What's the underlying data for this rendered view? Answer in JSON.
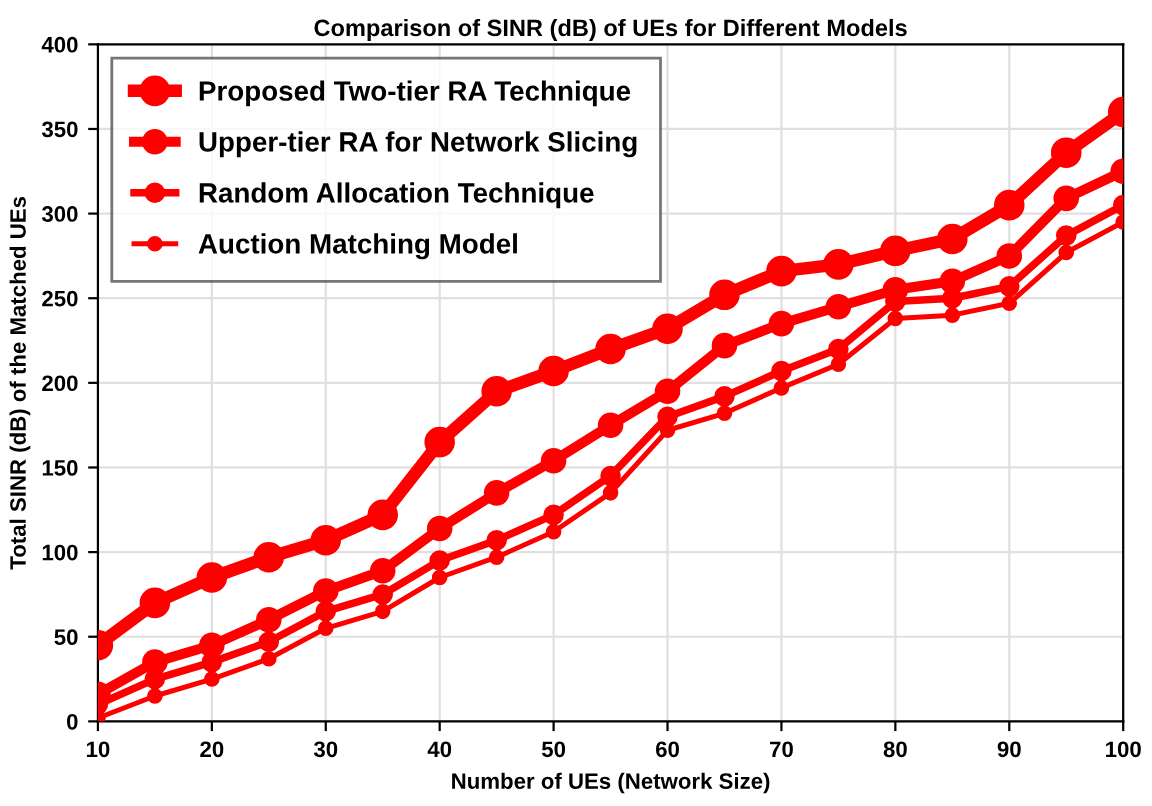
{
  "chart_data": {
    "type": "line",
    "title": "Comparison of SINR (dB) of UEs for Different Models",
    "xlabel": "Number of UEs (Network Size)",
    "ylabel": "Total SINR (dB) of the Matched UEs",
    "x": [
      10,
      15,
      20,
      25,
      30,
      35,
      40,
      45,
      50,
      55,
      60,
      65,
      70,
      75,
      80,
      85,
      90,
      95,
      100
    ],
    "series": [
      {
        "name": "Proposed Two-tier RA Technique",
        "color": "#ff0000",
        "values": [
          45,
          70,
          85,
          97,
          107,
          122,
          165,
          195,
          207,
          220,
          232,
          252,
          266,
          270,
          278,
          285,
          305,
          336,
          360
        ]
      },
      {
        "name": "Upper-tier RA for Network Slicing",
        "color": "#ff0000",
        "values": [
          16,
          35,
          45,
          60,
          77,
          89,
          114,
          135,
          154,
          175,
          195,
          222,
          235,
          245,
          255,
          260,
          275,
          309,
          325
        ]
      },
      {
        "name": "Random Allocation Technique",
        "color": "#ff0000",
        "values": [
          10,
          25,
          35,
          47,
          65,
          75,
          95,
          107,
          122,
          145,
          180,
          192,
          207,
          220,
          248,
          250,
          257,
          287,
          305
        ]
      },
      {
        "name": "Auction Matching Model",
        "color": "#ff0000",
        "values": [
          2,
          15,
          25,
          37,
          55,
          65,
          85,
          97,
          112,
          135,
          172,
          182,
          197,
          211,
          238,
          240,
          247,
          277,
          295
        ]
      }
    ],
    "xlim": [
      10,
      100
    ],
    "ylim": [
      0,
      400
    ],
    "xticks": [
      10,
      20,
      30,
      40,
      50,
      60,
      70,
      80,
      90,
      100
    ],
    "yticks": [
      0,
      50,
      100,
      150,
      200,
      250,
      300,
      350,
      400
    ],
    "grid": true,
    "legend": "top left",
    "marker": "circle",
    "line_style": "solid"
  }
}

^^^^

* INSTRUCTION: Print the records above exactly as they stand, but leave out the pictures.

* WRITTEN ANSWER:
What's the underlying data for this rendered view? Answer in JSON.
{
  "chart_data": {
    "type": "line",
    "title": "Comparison of SINR (dB) of UEs for Different Models",
    "xlabel": "Number of UEs (Network Size)",
    "ylabel": "Total SINR (dB) of the Matched UEs",
    "x": [
      10,
      15,
      20,
      25,
      30,
      35,
      40,
      45,
      50,
      55,
      60,
      65,
      70,
      75,
      80,
      85,
      90,
      95,
      100
    ],
    "series": [
      {
        "name": "Proposed Two-tier RA Technique",
        "color": "#ff0000",
        "values": [
          45,
          70,
          85,
          97,
          107,
          122,
          165,
          195,
          207,
          220,
          232,
          252,
          266,
          270,
          278,
          285,
          305,
          336,
          360
        ]
      },
      {
        "name": "Upper-tier RA for Network Slicing",
        "color": "#ff0000",
        "values": [
          16,
          35,
          45,
          60,
          77,
          89,
          114,
          135,
          154,
          175,
          195,
          222,
          235,
          245,
          255,
          260,
          275,
          309,
          325
        ]
      },
      {
        "name": "Random Allocation Technique",
        "color": "#ff0000",
        "values": [
          10,
          25,
          35,
          47,
          65,
          75,
          95,
          107,
          122,
          145,
          180,
          192,
          207,
          220,
          248,
          250,
          257,
          287,
          305
        ]
      },
      {
        "name": "Auction Matching Model",
        "color": "#ff0000",
        "values": [
          2,
          15,
          25,
          37,
          55,
          65,
          85,
          97,
          112,
          135,
          172,
          182,
          197,
          211,
          238,
          240,
          247,
          277,
          295
        ]
      }
    ],
    "xlim": [
      10,
      100
    ],
    "ylim": [
      0,
      400
    ],
    "xticks": [
      10,
      20,
      30,
      40,
      50,
      60,
      70,
      80,
      90,
      100
    ],
    "yticks": [
      0,
      50,
      100,
      150,
      200,
      250,
      300,
      350,
      400
    ],
    "grid": true,
    "legend": "top left",
    "marker": "circle",
    "line_style": "solid"
  }
}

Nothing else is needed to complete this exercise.